Exercise
Transcribe every line of the listing below without any deviation.

Extracted data entries:
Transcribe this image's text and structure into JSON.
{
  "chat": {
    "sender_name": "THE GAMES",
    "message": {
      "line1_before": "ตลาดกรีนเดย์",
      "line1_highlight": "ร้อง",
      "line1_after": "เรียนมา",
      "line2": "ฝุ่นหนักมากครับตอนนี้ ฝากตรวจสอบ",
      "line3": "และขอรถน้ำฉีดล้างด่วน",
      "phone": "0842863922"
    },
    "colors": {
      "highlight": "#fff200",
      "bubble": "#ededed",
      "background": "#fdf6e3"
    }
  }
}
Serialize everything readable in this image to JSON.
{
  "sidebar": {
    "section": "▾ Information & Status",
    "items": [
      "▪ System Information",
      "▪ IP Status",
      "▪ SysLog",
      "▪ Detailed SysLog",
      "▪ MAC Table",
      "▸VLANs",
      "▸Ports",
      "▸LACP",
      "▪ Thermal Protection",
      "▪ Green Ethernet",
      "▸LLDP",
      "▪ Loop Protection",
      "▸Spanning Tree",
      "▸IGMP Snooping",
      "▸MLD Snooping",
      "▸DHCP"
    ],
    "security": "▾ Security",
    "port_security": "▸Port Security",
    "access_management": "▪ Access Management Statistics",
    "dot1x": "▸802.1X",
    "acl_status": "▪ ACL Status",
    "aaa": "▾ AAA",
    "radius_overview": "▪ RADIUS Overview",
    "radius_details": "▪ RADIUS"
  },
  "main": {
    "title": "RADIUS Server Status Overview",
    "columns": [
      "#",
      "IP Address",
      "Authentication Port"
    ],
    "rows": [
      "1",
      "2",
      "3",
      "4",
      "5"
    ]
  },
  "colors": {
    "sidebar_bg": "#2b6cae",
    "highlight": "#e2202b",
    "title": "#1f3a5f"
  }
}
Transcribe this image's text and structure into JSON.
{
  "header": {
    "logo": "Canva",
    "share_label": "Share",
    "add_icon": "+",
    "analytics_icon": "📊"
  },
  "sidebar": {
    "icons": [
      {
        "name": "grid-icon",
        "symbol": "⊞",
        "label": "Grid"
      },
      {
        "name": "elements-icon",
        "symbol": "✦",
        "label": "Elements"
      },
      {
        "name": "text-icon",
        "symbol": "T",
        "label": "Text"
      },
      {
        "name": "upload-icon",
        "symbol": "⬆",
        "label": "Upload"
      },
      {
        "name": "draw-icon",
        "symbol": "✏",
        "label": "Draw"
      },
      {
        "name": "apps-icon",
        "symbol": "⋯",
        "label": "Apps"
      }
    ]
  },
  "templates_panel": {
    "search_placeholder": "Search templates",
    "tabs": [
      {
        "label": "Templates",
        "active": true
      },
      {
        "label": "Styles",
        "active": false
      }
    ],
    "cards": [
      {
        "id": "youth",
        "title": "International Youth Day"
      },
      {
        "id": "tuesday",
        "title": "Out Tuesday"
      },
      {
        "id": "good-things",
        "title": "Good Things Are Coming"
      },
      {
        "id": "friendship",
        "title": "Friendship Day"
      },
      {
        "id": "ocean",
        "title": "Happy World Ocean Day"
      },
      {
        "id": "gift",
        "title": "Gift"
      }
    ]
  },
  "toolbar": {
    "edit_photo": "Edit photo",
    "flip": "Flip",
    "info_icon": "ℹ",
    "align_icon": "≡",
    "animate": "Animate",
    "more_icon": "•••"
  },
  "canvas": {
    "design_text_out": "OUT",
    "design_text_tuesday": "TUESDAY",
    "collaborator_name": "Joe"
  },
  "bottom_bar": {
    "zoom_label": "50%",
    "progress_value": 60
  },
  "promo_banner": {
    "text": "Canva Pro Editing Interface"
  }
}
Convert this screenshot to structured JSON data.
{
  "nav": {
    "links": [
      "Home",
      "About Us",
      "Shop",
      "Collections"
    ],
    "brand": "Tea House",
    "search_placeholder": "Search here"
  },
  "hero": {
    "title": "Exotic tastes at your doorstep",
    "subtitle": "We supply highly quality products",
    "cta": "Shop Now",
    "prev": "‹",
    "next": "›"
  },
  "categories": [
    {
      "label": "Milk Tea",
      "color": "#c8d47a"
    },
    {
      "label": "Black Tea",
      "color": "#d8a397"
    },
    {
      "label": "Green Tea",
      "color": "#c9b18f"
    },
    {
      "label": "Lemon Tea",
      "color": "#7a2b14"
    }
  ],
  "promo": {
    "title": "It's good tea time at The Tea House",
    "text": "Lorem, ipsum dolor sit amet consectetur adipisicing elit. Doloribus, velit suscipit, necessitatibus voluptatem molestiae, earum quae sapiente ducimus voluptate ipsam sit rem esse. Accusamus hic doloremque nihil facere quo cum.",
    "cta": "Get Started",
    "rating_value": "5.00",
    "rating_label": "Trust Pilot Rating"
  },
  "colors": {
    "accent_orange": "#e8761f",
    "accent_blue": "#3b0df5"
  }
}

Response to the exercise
Transcribe this image's text and structure into JSON.
{
  "chat": {
    "sender_name": "THE GAMES",
    "message": {
      "line1_before": "ตลาดกรีนเดย์",
      "line1_highlight": "ร้อง",
      "line1_after": "เรียนมา",
      "line2": "ฝุ่นหนักมากครับตอนนี้ ฝากตรวจสอบ",
      "line3": "และขอรถน้ำฉีดล้างด่วน",
      "phone": "0842863922"
    },
    "colors": {
      "highlight": "#fff200",
      "bubble": "#ededed",
      "background": "#fdf6e3"
    }
  }
}
Serialize everything readable in this image to JSON.
{
  "sidebar": {
    "section": "▾ Information & Status",
    "items": [
      "▪ System Information",
      "▪ IP Status",
      "▪ SysLog",
      "▪ Detailed SysLog",
      "▪ MAC Table",
      "▸VLANs",
      "▸Ports",
      "▸LACP",
      "▪ Thermal Protection",
      "▪ Green Ethernet",
      "▸LLDP",
      "▪ Loop Protection",
      "▸Spanning Tree",
      "▸IGMP Snooping",
      "▸MLD Snooping",
      "▸DHCP"
    ],
    "security": "▾ Security",
    "port_security": "▸Port Security",
    "access_management": "▪ Access Management Statistics",
    "dot1x": "▸802.1X",
    "acl_status": "▪ ACL Status",
    "aaa": "▾ AAA",
    "radius_overview": "▪ RADIUS Overview",
    "radius_details": "▪ RADIUS"
  },
  "main": {
    "title": "RADIUS Server Status Overview",
    "columns": [
      "#",
      "IP Address",
      "Authentication Port"
    ],
    "rows": [
      "1",
      "2",
      "3",
      "4",
      "5"
    ]
  },
  "colors": {
    "sidebar_bg": "#2b6cae",
    "highlight": "#e2202b",
    "title": "#1f3a5f"
  }
}
Transcribe this image's text and structure into JSON.
{
  "header": {
    "logo": "Canva",
    "share_label": "Share",
    "add_icon": "+",
    "analytics_icon": "📊"
  },
  "sidebar": {
    "icons": [
      {
        "name": "grid-icon",
        "symbol": "⊞",
        "label": "Grid"
      },
      {
        "name": "elements-icon",
        "symbol": "✦",
        "label": "Elements"
      },
      {
        "name": "text-icon",
        "symbol": "T",
        "label": "Text"
      },
      {
        "name": "upload-icon",
        "symbol": "⬆",
        "label": "Upload"
      },
      {
        "name": "draw-icon",
        "symbol": "✏",
        "label": "Draw"
      },
      {
        "name": "apps-icon",
        "symbol": "⋯",
        "label": "Apps"
      }
    ]
  },
  "templates_panel": {
    "search_placeholder": "Search templates",
    "tabs": [
      {
        "label": "Templates",
        "active": true
      },
      {
        "label": "Styles",
        "active": false
      }
    ],
    "cards": [
      {
        "id": "youth",
        "title": "International Youth Day"
      },
      {
        "id": "tuesday",
        "title": "Out Tuesday"
      },
      {
        "id": "good-things",
        "title": "Good Things Are Coming"
      },
      {
        "id": "friendship",
        "title": "Friendship Day"
      },
      {
        "id": "ocean",
        "title": "Happy World Ocean Day"
      },
      {
        "id": "gift",
        "title": "Gift"
      }
    ]
  },
  "toolbar": {
    "edit_photo": "Edit photo",
    "flip": "Flip",
    "info_icon": "ℹ",
    "align_icon": "≡",
    "animate": "Animate",
    "more_icon": "•••"
  },
  "canvas": {
    "design_text_out": "OUT",
    "design_text_tuesday": "TUESDAY",
    "collaborator_name": "Joe"
  },
  "bottom_bar": {
    "zoom_label": "50%",
    "progress_value": 60
  },
  "promo_banner": {
    "text": "Canva Pro Editing Interface"
  }
}
Convert this screenshot to structured JSON data.
{
  "nav": {
    "links": [
      "Home",
      "About Us",
      "Shop",
      "Collections"
    ],
    "brand": "Tea House",
    "search_placeholder": "Search here"
  },
  "hero": {
    "title": "Exotic tastes at your doorstep",
    "subtitle": "We supply highly quality products",
    "cta": "Shop Now",
    "prev": "‹",
    "next": "›"
  },
  "categories": [
    {
      "label": "Milk Tea",
      "color": "#c8d47a"
    },
    {
      "label": "Black Tea",
      "color": "#d8a397"
    },
    {
      "label": "Green Tea",
      "color": "#c9b18f"
    },
    {
      "label": "Lemon Tea",
      "color": "#7a2b14"
    }
  ],
  "promo": {
    "title": "It's good tea time at The Tea House",
    "text": "Lorem, ipsum dolor sit amet consectetur adipisicing elit. Doloribus, velit suscipit, necessitatibus voluptatem molestiae, earum quae sapiente ducimus voluptate ipsam sit rem esse. Accusamus hic doloremque nihil facere quo cum.",
    "cta": "Get Started",
    "rating_value": "5.00",
    "rating_label": "Trust Pilot Rating"
  },
  "colors": {
    "accent_orange": "#e8761f",
    "accent_blue": "#3b0df5"
  }
}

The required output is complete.